REQUIRED TASK
Select all lines in the records that include "регулирования".

RECORDS PROVIDED
==================================================

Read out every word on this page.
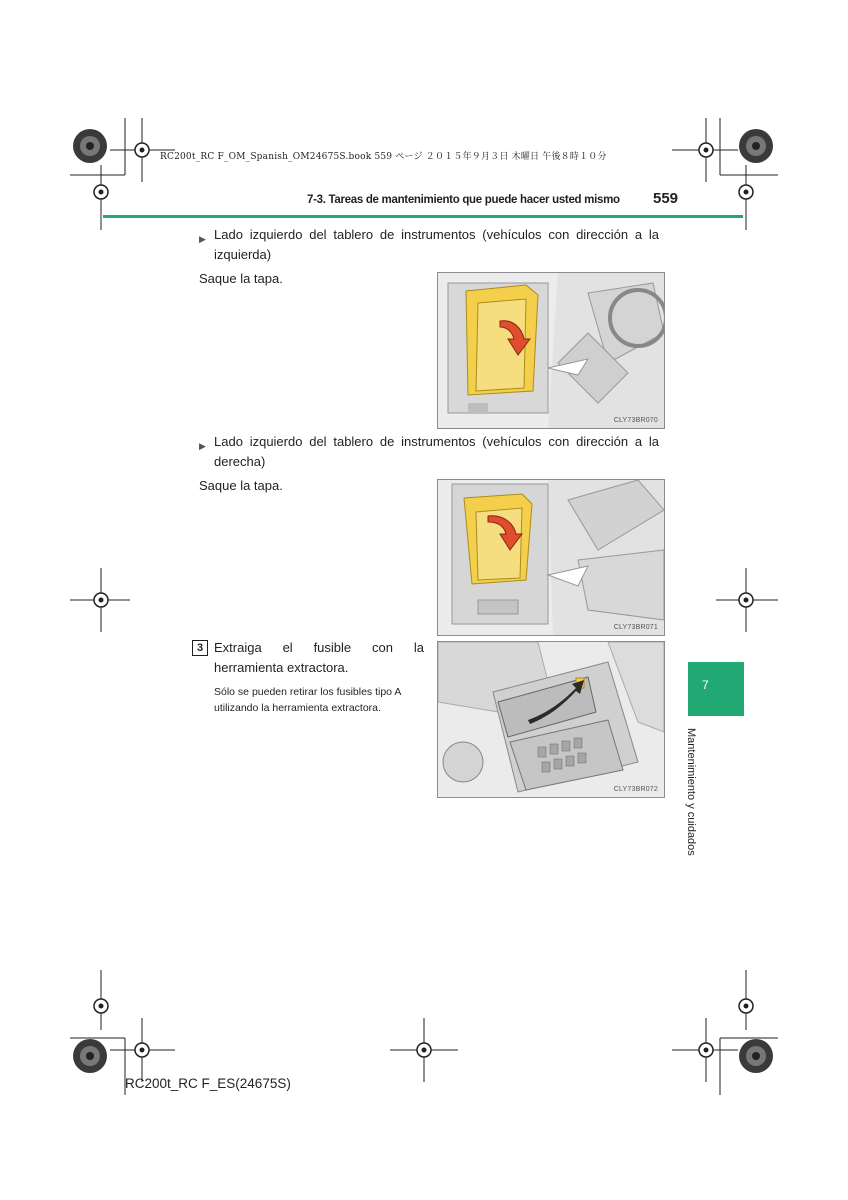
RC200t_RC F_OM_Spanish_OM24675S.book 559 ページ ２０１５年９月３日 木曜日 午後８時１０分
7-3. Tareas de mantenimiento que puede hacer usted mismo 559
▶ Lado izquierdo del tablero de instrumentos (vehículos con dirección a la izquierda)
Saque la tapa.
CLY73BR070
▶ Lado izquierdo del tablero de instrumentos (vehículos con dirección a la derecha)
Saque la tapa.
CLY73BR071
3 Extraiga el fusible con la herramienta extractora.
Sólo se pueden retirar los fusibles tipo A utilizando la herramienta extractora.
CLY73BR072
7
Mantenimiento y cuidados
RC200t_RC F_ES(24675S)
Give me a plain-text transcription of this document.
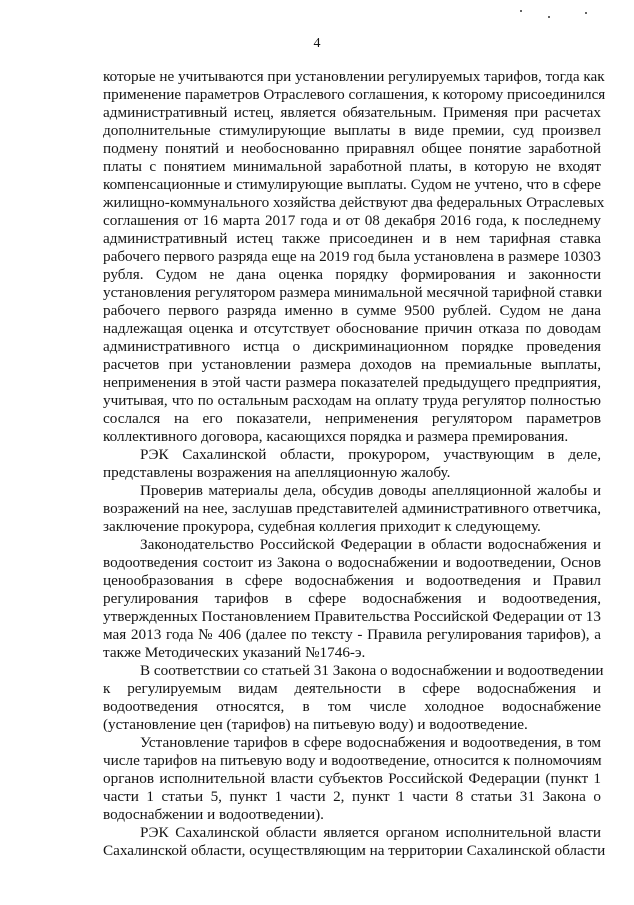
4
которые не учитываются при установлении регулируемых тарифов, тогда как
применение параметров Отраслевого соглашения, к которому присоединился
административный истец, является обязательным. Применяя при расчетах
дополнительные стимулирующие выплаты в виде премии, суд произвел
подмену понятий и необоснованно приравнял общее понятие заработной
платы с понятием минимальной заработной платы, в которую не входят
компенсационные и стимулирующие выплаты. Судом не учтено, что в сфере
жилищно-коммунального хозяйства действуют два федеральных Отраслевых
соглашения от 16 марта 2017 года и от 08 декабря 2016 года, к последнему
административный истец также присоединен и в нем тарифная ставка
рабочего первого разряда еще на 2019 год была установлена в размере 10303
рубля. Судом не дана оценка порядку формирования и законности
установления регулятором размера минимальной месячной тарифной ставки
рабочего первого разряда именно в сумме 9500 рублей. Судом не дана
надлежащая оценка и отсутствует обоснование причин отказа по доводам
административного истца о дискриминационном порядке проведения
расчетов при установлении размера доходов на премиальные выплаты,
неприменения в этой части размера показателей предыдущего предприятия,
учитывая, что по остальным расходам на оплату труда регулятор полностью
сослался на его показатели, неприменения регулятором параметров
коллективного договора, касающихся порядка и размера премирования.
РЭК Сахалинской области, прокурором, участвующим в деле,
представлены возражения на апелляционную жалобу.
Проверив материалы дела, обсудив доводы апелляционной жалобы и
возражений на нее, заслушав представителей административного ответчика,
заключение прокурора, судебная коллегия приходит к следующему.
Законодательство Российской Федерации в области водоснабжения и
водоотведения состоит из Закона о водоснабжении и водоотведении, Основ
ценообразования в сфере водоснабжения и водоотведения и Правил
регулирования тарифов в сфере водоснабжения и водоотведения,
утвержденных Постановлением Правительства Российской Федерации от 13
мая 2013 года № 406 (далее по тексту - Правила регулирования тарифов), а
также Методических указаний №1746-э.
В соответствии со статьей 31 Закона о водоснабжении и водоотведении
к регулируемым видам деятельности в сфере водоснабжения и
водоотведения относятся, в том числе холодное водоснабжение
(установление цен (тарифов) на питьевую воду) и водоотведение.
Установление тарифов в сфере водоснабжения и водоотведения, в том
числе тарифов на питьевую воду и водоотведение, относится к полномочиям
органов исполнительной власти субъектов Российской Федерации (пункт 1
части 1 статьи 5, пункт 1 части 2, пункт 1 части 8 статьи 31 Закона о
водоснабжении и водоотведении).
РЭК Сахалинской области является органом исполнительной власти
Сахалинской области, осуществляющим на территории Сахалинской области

==================================================

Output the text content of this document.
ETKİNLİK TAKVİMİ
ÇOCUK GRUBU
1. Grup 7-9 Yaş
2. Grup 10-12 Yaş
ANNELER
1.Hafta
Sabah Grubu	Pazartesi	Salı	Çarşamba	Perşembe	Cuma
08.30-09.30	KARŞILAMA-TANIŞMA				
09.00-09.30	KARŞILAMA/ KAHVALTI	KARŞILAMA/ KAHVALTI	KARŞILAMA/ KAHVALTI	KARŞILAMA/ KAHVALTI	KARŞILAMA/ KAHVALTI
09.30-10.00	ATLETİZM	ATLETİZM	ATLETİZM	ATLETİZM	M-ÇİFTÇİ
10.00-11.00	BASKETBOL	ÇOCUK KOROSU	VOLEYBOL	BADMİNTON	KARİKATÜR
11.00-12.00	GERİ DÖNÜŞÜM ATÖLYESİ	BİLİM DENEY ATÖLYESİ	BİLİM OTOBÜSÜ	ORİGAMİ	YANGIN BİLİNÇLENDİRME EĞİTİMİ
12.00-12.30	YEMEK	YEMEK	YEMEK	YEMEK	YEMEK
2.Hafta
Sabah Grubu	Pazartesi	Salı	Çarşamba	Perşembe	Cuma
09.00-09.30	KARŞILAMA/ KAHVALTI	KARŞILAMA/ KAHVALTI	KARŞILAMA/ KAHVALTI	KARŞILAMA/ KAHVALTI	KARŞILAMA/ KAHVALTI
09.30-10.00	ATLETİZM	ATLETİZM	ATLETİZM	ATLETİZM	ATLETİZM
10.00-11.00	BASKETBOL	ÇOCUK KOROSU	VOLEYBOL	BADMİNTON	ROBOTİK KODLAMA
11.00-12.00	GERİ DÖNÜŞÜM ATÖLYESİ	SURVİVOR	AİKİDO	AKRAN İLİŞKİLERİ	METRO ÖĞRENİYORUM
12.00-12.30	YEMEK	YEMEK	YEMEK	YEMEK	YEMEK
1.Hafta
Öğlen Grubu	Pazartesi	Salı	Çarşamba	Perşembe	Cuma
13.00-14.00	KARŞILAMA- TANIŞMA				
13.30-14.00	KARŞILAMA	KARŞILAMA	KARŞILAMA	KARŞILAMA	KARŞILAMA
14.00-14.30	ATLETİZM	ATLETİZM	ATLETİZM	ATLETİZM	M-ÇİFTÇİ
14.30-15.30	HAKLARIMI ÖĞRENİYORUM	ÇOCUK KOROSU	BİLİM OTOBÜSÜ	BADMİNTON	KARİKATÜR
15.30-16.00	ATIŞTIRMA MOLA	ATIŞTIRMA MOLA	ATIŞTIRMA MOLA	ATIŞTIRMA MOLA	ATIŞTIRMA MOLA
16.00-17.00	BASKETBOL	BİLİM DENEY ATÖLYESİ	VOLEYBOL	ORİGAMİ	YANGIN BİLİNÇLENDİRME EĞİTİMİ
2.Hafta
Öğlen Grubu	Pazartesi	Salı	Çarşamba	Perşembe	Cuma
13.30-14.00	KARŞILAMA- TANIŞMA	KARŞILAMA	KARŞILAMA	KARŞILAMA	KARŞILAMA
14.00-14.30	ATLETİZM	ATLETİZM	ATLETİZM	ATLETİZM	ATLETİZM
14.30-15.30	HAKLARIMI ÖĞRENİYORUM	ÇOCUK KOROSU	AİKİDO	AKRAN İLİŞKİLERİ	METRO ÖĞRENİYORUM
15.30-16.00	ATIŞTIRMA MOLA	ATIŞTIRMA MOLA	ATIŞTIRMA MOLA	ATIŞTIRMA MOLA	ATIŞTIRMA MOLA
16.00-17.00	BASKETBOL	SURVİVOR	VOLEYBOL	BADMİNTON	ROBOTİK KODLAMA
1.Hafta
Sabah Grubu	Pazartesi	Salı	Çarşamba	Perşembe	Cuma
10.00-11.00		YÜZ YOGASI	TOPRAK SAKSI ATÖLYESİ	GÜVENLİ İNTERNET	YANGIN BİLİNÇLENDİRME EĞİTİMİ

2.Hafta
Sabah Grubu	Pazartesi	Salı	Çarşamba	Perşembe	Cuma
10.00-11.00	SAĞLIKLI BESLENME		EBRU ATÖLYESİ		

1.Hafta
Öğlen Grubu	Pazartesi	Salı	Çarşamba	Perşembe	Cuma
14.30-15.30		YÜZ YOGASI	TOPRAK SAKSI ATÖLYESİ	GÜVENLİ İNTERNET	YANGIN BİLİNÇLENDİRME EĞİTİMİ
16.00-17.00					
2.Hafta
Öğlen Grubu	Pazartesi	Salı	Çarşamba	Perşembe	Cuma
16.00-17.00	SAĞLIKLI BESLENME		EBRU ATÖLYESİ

==================================================

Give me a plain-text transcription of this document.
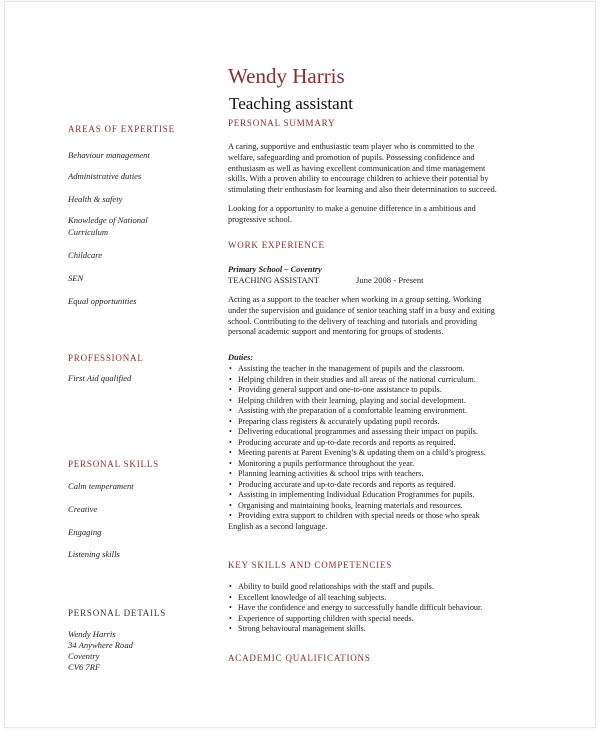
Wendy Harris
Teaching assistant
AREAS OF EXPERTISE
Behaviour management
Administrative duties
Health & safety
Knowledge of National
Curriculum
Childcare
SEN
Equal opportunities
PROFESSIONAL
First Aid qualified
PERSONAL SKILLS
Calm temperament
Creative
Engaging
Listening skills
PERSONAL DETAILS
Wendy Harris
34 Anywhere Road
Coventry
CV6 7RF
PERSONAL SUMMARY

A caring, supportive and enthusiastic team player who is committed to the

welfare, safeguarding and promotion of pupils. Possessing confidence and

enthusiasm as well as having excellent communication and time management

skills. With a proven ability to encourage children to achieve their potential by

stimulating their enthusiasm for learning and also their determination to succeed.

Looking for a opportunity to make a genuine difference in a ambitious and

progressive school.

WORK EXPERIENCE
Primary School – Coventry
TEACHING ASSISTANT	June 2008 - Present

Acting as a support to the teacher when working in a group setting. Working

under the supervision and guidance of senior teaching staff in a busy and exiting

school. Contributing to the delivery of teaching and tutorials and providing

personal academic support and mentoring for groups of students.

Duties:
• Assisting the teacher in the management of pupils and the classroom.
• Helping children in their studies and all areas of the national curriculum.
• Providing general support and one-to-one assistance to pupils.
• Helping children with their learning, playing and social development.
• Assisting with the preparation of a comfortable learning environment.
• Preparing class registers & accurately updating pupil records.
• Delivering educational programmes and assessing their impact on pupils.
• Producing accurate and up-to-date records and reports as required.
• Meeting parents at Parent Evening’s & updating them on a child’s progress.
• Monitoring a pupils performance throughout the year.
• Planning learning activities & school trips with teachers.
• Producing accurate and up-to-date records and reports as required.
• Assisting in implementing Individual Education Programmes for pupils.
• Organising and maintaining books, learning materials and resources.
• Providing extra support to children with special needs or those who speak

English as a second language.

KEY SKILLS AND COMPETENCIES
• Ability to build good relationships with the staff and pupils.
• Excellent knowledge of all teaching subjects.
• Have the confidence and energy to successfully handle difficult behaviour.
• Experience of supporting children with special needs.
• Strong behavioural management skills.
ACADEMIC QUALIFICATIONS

==================================================

ANSWER BELOW
регулирования тарифов в сфере водоснабжения и водоотведения,
мая 2013 года № 406 (далее по тексту - Правила регулирования тарифов), а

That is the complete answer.